* begin *

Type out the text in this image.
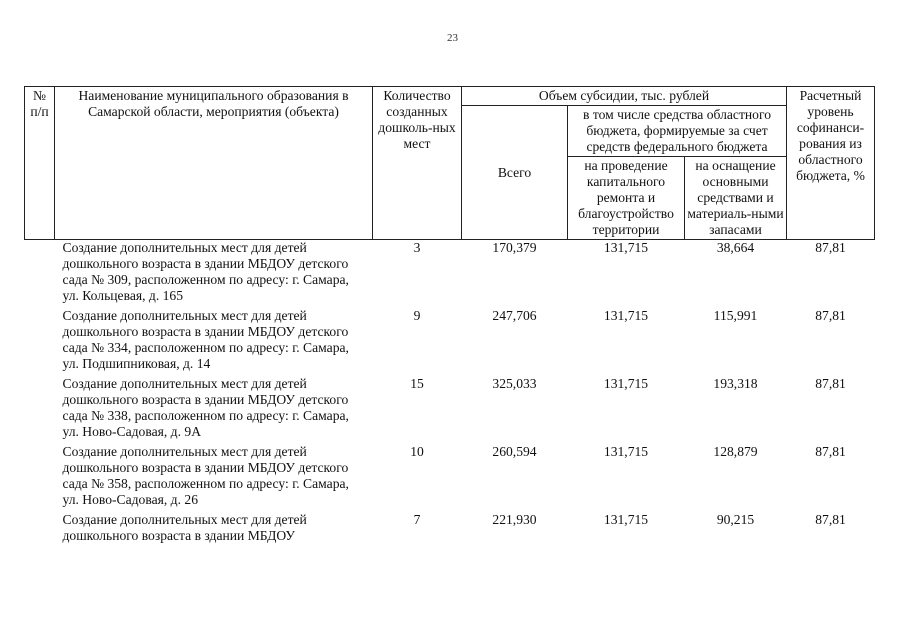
23
№ п/п	Наименование муниципального образования в Самарской области, мероприятия (объекта)	Количество созданных дошколь-ных мест	Объем субсидии, тыс. рублей			Расчетный уровень софинанси-рования из областного бюджета, %
			Всего	в том числе средства областного бюджета, формируемые за счет средств федерального бюджета		
				на проведение капитального ремонта и благоустройство территории	на оснащение основными средствами и материаль-ными запасами	
Создание дополнительных мест для детей дошкольного возраста в здании МБДОУ детского сада № 309, расположенном по адресу: г. Самара, ул. Кольцевая, д. 165		3	170,379	131,715	38,664	87,81
Создание дополнительных мест для детей дошкольного возраста в здании МБДОУ детского сада № 334, расположенном по адресу: г. Самара, ул. Подшипниковая, д. 14		9	247,706	131,715	115,991	87,81
Создание дополнительных мест для детей дошкольного возраста в здании МБДОУ детского сада № 338, расположенном по адресу: г. Самара, ул. Ново-Садовая, д. 9А		15	325,033	131,715	193,318	87,81
Создание дополнительных мест для детей дошкольного возраста в здании МБДОУ детского сада № 358, расположенном по адресу: г. Самара, ул. Ново-Садовая, д. 26		10	260,594	131,715	128,879	87,81
Создание дополнительных мест для детей дошкольного возраста в здании МБДОУ		7	221,930	131,715	90,215	87,81
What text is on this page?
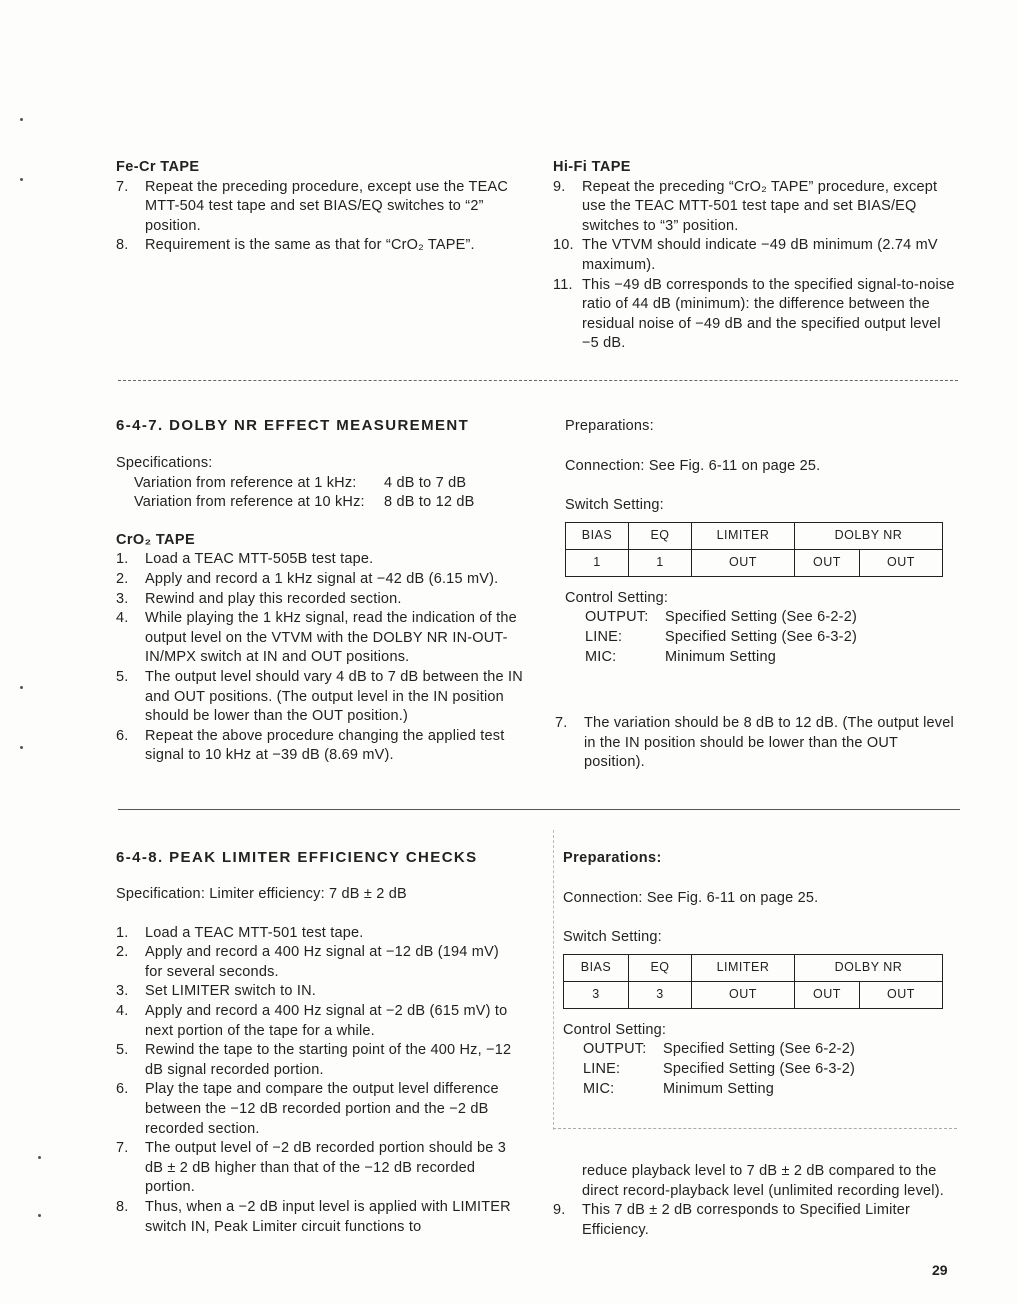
Fe-Cr TAPE
7. Repeat the preceding procedure, except use the TEAC MTT-504 test tape and set BIAS/EQ switches to “2” position.
8. Requirement is the same as that for “CrO₂ TAPE”.
Hi-Fi TAPE
9. Repeat the preceding “CrO₂ TAPE” procedure, except use the TEAC MTT-501 test tape and set BIAS/EQ switches to “3” position.
10. The VTVM should indicate −49 dB minimum (2.74 mV maximum).
11. This −49 dB corresponds to the specified signal-to-noise ratio of 44 dB (minimum): the difference between the residual noise of −49 dB and the specified output level −5 dB.
6-4-7. DOLBY NR EFFECT MEASUREMENT
Specifications:
Variation from reference at 1 kHz:	4 dB to 7 dB
Variation from reference at 10 kHz:	8 dB to 12 dB
CrO₂ TAPE
1. Load a TEAC MTT-505B test tape.
2. Apply and record a 1 kHz signal at −42 dB (6.15 mV).
3. Rewind and play this recorded section.
4. While playing the 1 kHz signal, read the indication of the output level on the VTVM with the DOLBY NR IN-OUT-IN/MPX switch at IN and OUT positions.
5. The output level should vary 4 dB to 7 dB between the IN and OUT positions. (The output level in the IN position should be lower than the OUT position.)
6. Repeat the above procedure changing the applied test signal to 10 kHz at −39 dB (8.69 mV).
Preparations:
Connection: See Fig. 6-11 on page 25.
Switch Setting:
BIAS	EQ	LIMITER	DOLBY NR	
1	1	OUT	OUT	OUT
Control Setting:
OUTPUT:	Specified Setting (See 6-2-2)
LINE:	Specified Setting (See 6-3-2)
MIC:	Minimum Setting
7. The variation should be 8 dB to 12 dB. (The output level in the IN position should be lower than the OUT position).
6-4-8. PEAK LIMITER EFFICIENCY CHECKS
Specification: Limiter efficiency: 7 dB ± 2 dB
1. Load a TEAC MTT-501 test tape.
2. Apply and record a 400 Hz signal at −12 dB (194 mV) for several seconds.
3. Set LIMITER switch to IN.
4. Apply and record a 400 Hz signal at −2 dB (615 mV) to next portion of the tape for a while.
5. Rewind the tape to the starting point of the 400 Hz, −12 dB signal recorded portion.
6. Play the tape and compare the output level difference between the −12 dB recorded portion and the −2 dB recorded section.
7. The output level of −2 dB recorded portion should be 3 dB ± 2 dB higher than that of the −12 dB recorded portion.
8. Thus, when a −2 dB input level is applied with LIMITER switch IN, Peak Limiter circuit functions to
Preparations:
Connection: See Fig. 6-11 on page 25.
Switch Setting:
BIAS	EQ	LIMITER	DOLBY NR	
3	3	OUT	OUT	OUT
Control Setting:
OUTPUT:	Specified Setting (See 6-2-2)
LINE:	Specified Setting (See 6-3-2)
MIC:	Minimum Setting
reduce playback level to 7 dB ± 2 dB compared to the direct record-playback level (unlimited recording level).
9. This 7 dB ± 2 dB corresponds to Specified Limiter Efficiency.
29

* end *

### Request
Each line in the data that holds the string "from" should be found and copied.

### Full solution
Variation from reference at 1 kHz:	4 dB to 7 dB
Variation from reference at 10 kHz:	8 dB to 12 dB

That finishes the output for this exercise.